# Work to do:
Report all lines holding "Erde".

# Items:
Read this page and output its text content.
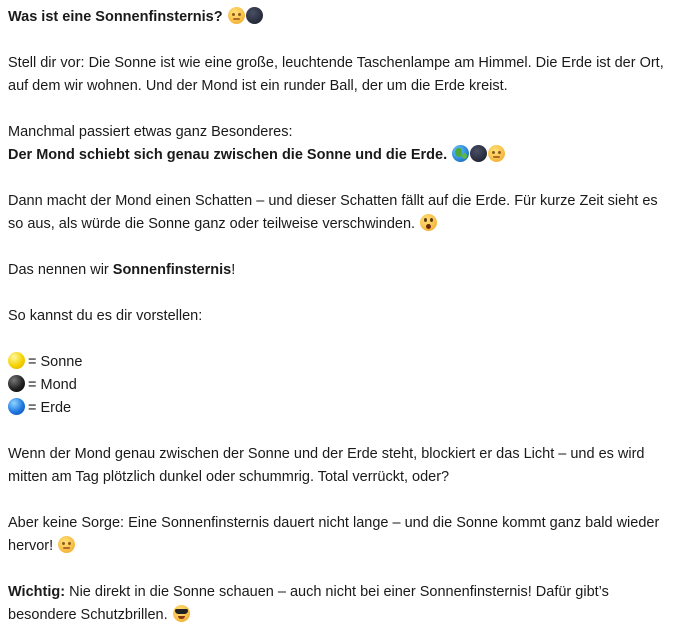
Was ist eine Sonnenfinsternis?

Stell dir vor: Die Sonne ist wie eine große, leuchtende Taschenlampe am Himmel. Die Erde ist der Ort, auf dem wir wohnen. Und der Mond ist ein runder Ball, der um die Erde kreist.

Manchmal passiert etwas ganz Besonderes:
Der Mond schiebt sich genau zwischen die Sonne und die Erde.

Dann macht der Mond einen Schatten – und dieser Schatten fällt auf die Erde. Für kurze Zeit sieht es so aus, als würde die Sonne ganz oder teilweise verschwinden.

Das nennen wir Sonnenfinsternis!

So kannst du es dir vorstellen:

= Sonne
= Mond
= Erde

Wenn der Mond genau zwischen der Sonne und der Erde steht, blockiert er das Licht – und es wird mitten am Tag plötzlich dunkel oder schummrig. Total verrückt, oder?

Aber keine Sorge: Eine Sonnenfinsternis dauert nicht lange – und die Sonne kommt ganz bald wieder hervor!

Wichtig: Nie direkt in die Sonne schauen – auch nicht bei einer Sonnenfinsternis! Dafür gibt’s besondere Schutzbrillen.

# Task answer:
Stell dir vor: Die Sonne ist wie eine große, leuchtende Taschenlampe am Himmel. Die Erde ist der Ort, auf dem wir wohnen. Und der Mond ist ein runder Ball, der um die Erde kreist.
Der Mond schiebt sich genau zwischen die Sonne und die Erde.
Dann macht der Mond einen Schatten – und dieser Schatten fällt auf die Erde. Für kurze Zeit sieht es so aus, als würde die Sonne ganz oder teilweise verschwinden.
= Erde
Wenn der Mond genau zwischen der Sonne und der Erde steht, blockiert er das Licht – und es wird mitten am Tag plötzlich dunkel oder schummrig. Total verrückt, oder?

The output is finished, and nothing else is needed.